━━━━━ GIVEN DATA

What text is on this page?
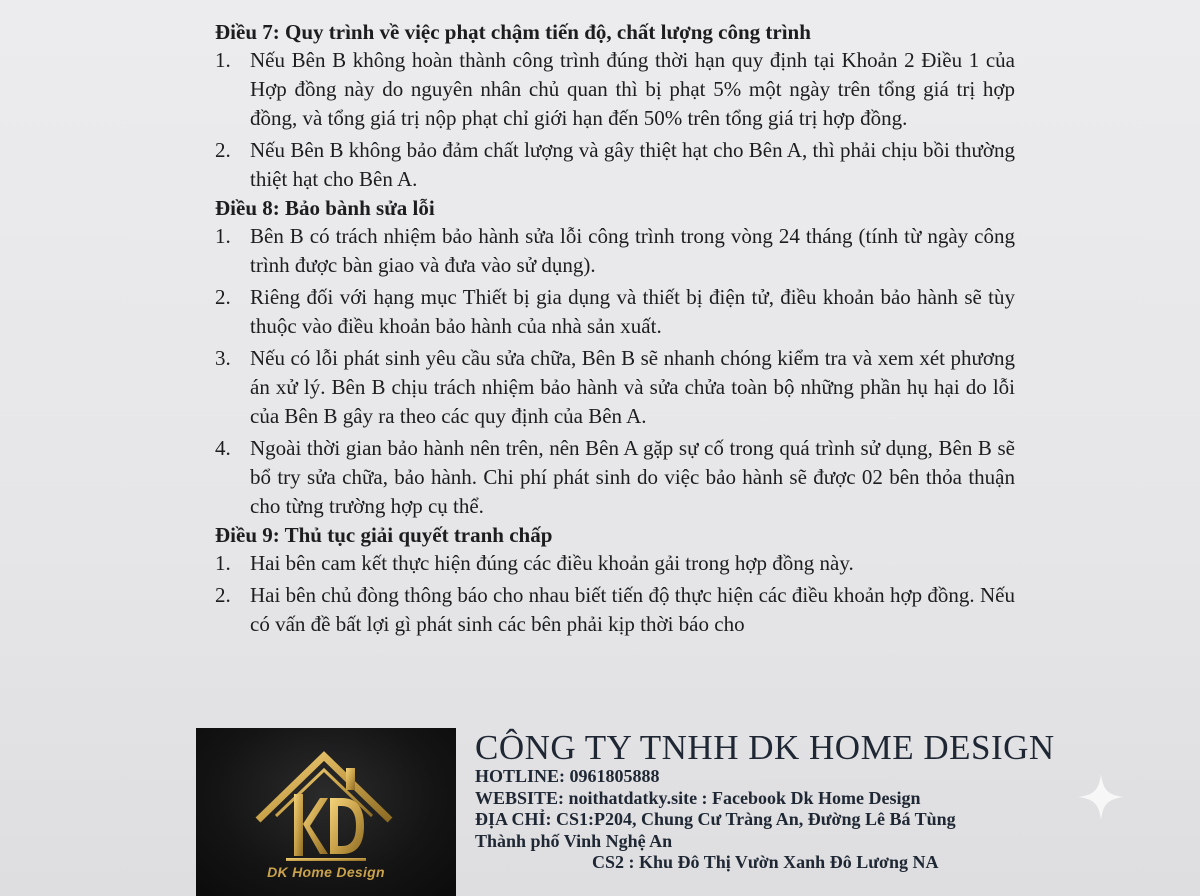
Điều 7: Quy trình về việc phạt chậm tiến độ, chất lượng công trình

1. Nếu Bên B không hoàn thành công trình đúng thời hạn quy định tại Khoản 2 Điều 1 của Hợp đồng này do nguyên nhân chủ quan thì bị phạt 5% một ngày trên tổng giá trị hợp đồng, và tổng giá trị nộp phạt chỉ giới hạn đến 50% trên tổng giá trị hợp đồng.
2. Nếu Bên B không bảo đảm chất lượng và gây thiệt hạt cho Bên A, thì phải chịu bồi thường thiệt hạt cho Bên A.

Điều 8: Bảo bành sửa lỗi

1. Bên B có trách nhiệm bảo hành sửa lỗi công trình trong vòng 24 tháng (tính từ ngày công trình được bàn giao và đưa vào sử dụng).
2. Riêng đối với hạng mục Thiết bị gia dụng và thiết bị điện tử, điều khoản bảo hành sẽ tùy thuộc vào điều khoản bảo hành của nhà sản xuất.
3. Nếu có lỗi phát sinh yêu cầu sửa chữa, Bên B sẽ nhanh chóng kiểm tra và xem xét phương án xử lý. Bên B chịu trách nhiệm bảo hành và sửa chửa toàn bộ những phần hụ hại do lỗi của Bên B gây ra theo các quy định của Bên A.
4. Ngoài thời gian bảo hành nên trên, nên Bên A gặp sự cố trong quá trình sử dụng, Bên B sẽ bổ try sửa chữa, bảo hành. Chi phí phát sinh do việc bảo hành sẽ được 02 bên thỏa thuận cho từng trường hợp cụ thể.

Điều 9: Thủ tục giải quyết tranh chấp

1. Hai bên cam kết thực hiện đúng các điều khoản gải trong hợp đồng này.
2. Hai bên chủ đòng thông báo cho nhau biết tiến độ thực hiện các điều khoản hợp đồng. Nếu có vấn đề bất lợi gì phát sinh các bên phải kịp thời báo cho
DK Home Design
CÔNG TY TNHH DK HOME DESIGN
HOTLINE: 0961805888
WEBSITE: noithatdatky.site : Facebook Dk Home Design
ĐỊA CHỈ: CS1:P204, Chung Cư Tràng An, Đường Lê Bá Tùng
Thành phố Vinh Nghệ An
CS2 : Khu Đô Thị Vườn Xanh Đô Lương NA
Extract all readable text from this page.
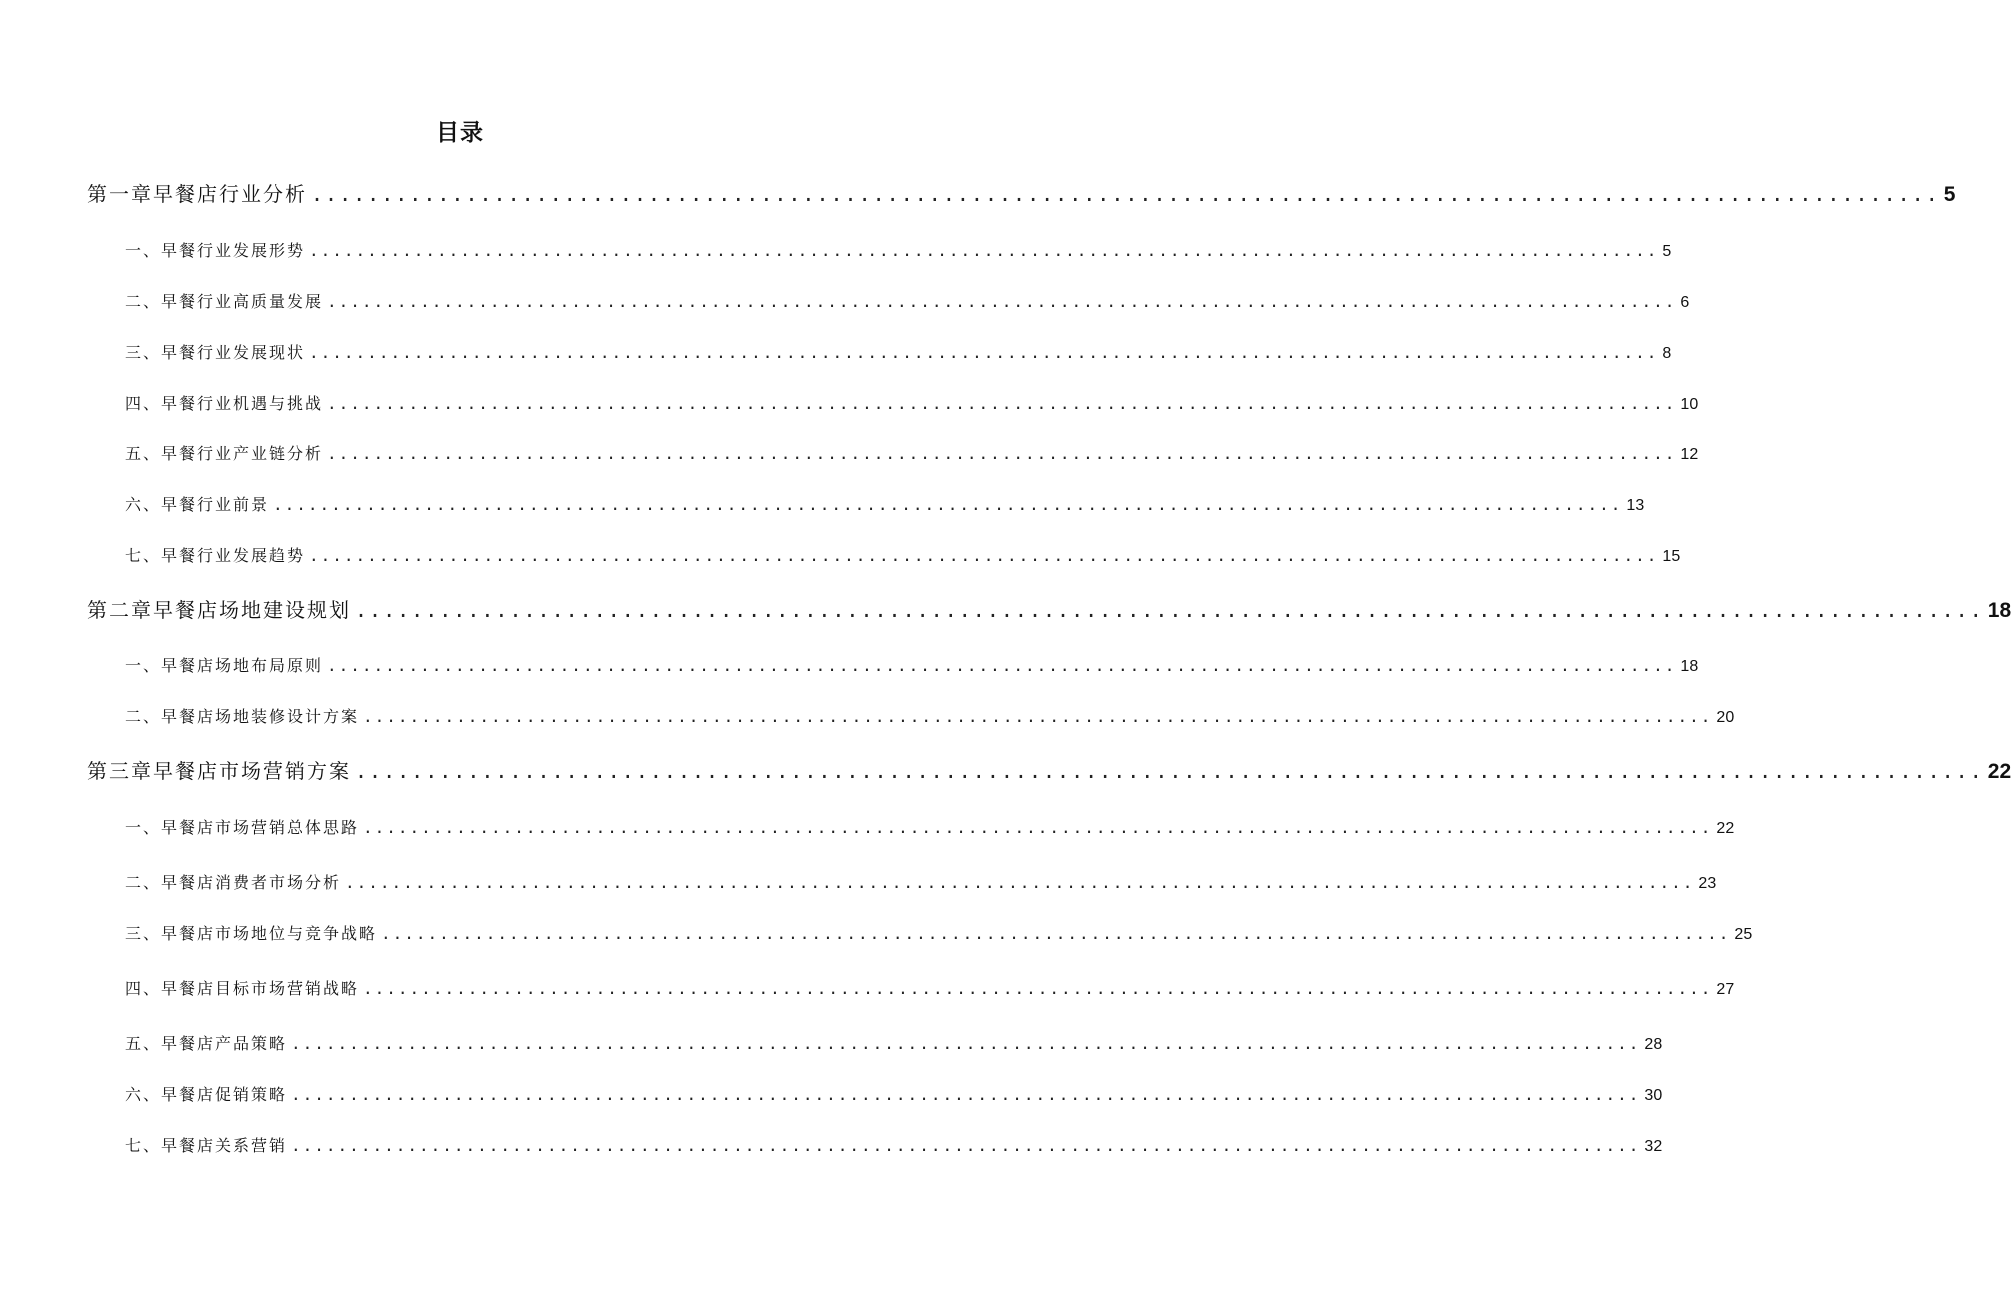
目录
第一章早餐店行业分析 .................................................................................................................... 5
一、早餐行业发展形势 .................................................................................................................... 5
二、早餐行业高质量发展 .................................................................................................................... 6
三、早餐行业发展现状 .................................................................................................................... 8
四、早餐行业机遇与挑战 .................................................................................................................... 10
五、早餐行业产业链分析 .................................................................................................................... 12
六、早餐行业前景 .................................................................................................................... 13
七、早餐行业发展趋势 .................................................................................................................... 15
第二章早餐店场地建设规划 .................................................................................................................... 18
一、早餐店场地布局原则 .................................................................................................................... 18
二、早餐店场地装修设计方案 .................................................................................................................... 20
第三章早餐店市场营销方案 .................................................................................................................... 22
一、早餐店市场营销总体思路 .................................................................................................................... 22
二、早餐店消费者市场分析 .................................................................................................................... 23
三、早餐店市场地位与竞争战略 .................................................................................................................... 25
四、早餐店目标市场营销战略 .................................................................................................................... 27
五、早餐店产品策略 .................................................................................................................... 28
六、早餐店促销策略 .................................................................................................................... 30
七、早餐店关系营销 .................................................................................................................... 32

━━━━━━━━━━

__REQUIREMENTS__: Copy every line of the data exactly as written, excluding the pictures.

__RESPONSE__:
What text is on this page?
Điều 7: Quy trình về việc phạt chậm tiến độ, chất lượng công trình

1. Nếu Bên B không hoàn thành công trình đúng thời hạn quy định tại Khoản 2 Điều 1 của Hợp đồng này do nguyên nhân chủ quan thì bị phạt 5% một ngày trên tổng giá trị hợp đồng, và tổng giá trị nộp phạt chỉ giới hạn đến 50% trên tổng giá trị hợp đồng.
2. Nếu Bên B không bảo đảm chất lượng và gây thiệt hạt cho Bên A, thì phải chịu bồi thường thiệt hạt cho Bên A.

Điều 8: Bảo bành sửa lỗi

1. Bên B có trách nhiệm bảo hành sửa lỗi công trình trong vòng 24 tháng (tính từ ngày công trình được bàn giao và đưa vào sử dụng).
2. Riêng đối với hạng mục Thiết bị gia dụng và thiết bị điện tử, điều khoản bảo hành sẽ tùy thuộc vào điều khoản bảo hành của nhà sản xuất.
3. Nếu có lỗi phát sinh yêu cầu sửa chữa, Bên B sẽ nhanh chóng kiểm tra và xem xét phương án xử lý. Bên B chịu trách nhiệm bảo hành và sửa chửa toàn bộ những phần hụ hại do lỗi của Bên B gây ra theo các quy định của Bên A.
4. Ngoài thời gian bảo hành nên trên, nên Bên A gặp sự cố trong quá trình sử dụng, Bên B sẽ bổ try sửa chữa, bảo hành. Chi phí phát sinh do việc bảo hành sẽ được 02 bên thỏa thuận cho từng trường hợp cụ thể.

Điều 9: Thủ tục giải quyết tranh chấp

1. Hai bên cam kết thực hiện đúng các điều khoản gải trong hợp đồng này.
2. Hai bên chủ đòng thông báo cho nhau biết tiến độ thực hiện các điều khoản hợp đồng. Nếu có vấn đề bất lợi gì phát sinh các bên phải kịp thời báo cho
DK Home Design
CÔNG TY TNHH DK HOME DESIGN
HOTLINE: 0961805888
WEBSITE: noithatdatky.site : Facebook Dk Home Design
ĐỊA CHỈ: CS1:P204, Chung Cư Tràng An, Đường Lê Bá Tùng
Thành phố Vinh Nghệ An
CS2 : Khu Đô Thị Vườn Xanh Đô Lương NA
Extract all readable text from this page.
目录
第一章早餐店行业分析 .................................................................................................................... 5
一、早餐行业发展形势 .................................................................................................................... 5
二、早餐行业高质量发展 .................................................................................................................... 6
三、早餐行业发展现状 .................................................................................................................... 8
四、早餐行业机遇与挑战 .................................................................................................................... 10
五、早餐行业产业链分析 .................................................................................................................... 12
六、早餐行业前景 .................................................................................................................... 13
七、早餐行业发展趋势 .................................................................................................................... 15
第二章早餐店场地建设规划 .................................................................................................................... 18
一、早餐店场地布局原则 .................................................................................................................... 18
二、早餐店场地装修设计方案 .................................................................................................................... 20
第三章早餐店市场营销方案 .................................................................................................................... 22
一、早餐店市场营销总体思路 .................................................................................................................... 22
二、早餐店消费者市场分析 .................................................................................................................... 23
三、早餐店市场地位与竞争战略 .................................................................................................................... 25
四、早餐店目标市场营销战略 .................................................................................................................... 27
五、早餐店产品策略 .................................................................................................................... 28
六、早餐店促销策略 .................................................................................................................... 30
七、早餐店关系营销 .................................................................................................................... 32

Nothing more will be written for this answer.